• _Exercise task_:
Return every record below exactly as written, but leave out the pictures.

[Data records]
╭──

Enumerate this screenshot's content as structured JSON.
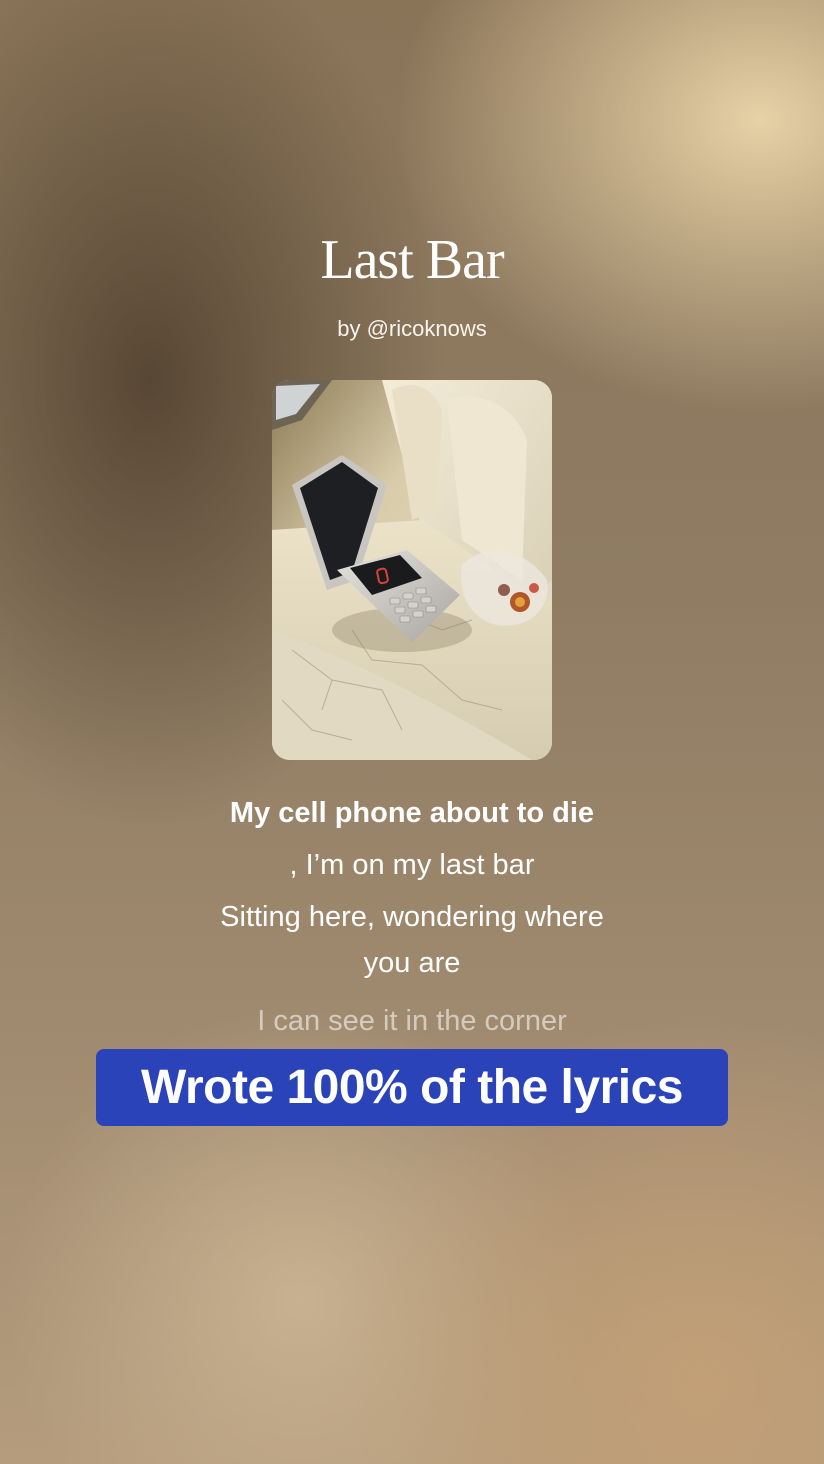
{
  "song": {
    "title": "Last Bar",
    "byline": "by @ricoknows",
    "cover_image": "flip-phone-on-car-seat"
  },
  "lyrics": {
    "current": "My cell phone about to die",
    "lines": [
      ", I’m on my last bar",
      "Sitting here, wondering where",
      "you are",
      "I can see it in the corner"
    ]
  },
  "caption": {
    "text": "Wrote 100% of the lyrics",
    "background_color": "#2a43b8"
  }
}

╰──

• _Complete answer_:
Enumerate this screenshot's content as structured JSON.
{
  "song": {
    "title": "Last Bar",
    "byline": "by @ricoknows",
    "cover_image": "flip-phone-on-car-seat"
  },
  "lyrics": {
    "current": "My cell phone about to die",
    "lines": [
      ", I’m on my last bar",
      "Sitting here, wondering where",
      "you are",
      "I can see it in the corner"
    ]
  },
  "caption": {
    "text": "Wrote 100% of the lyrics",
    "background_color": "#2a43b8"
  }
}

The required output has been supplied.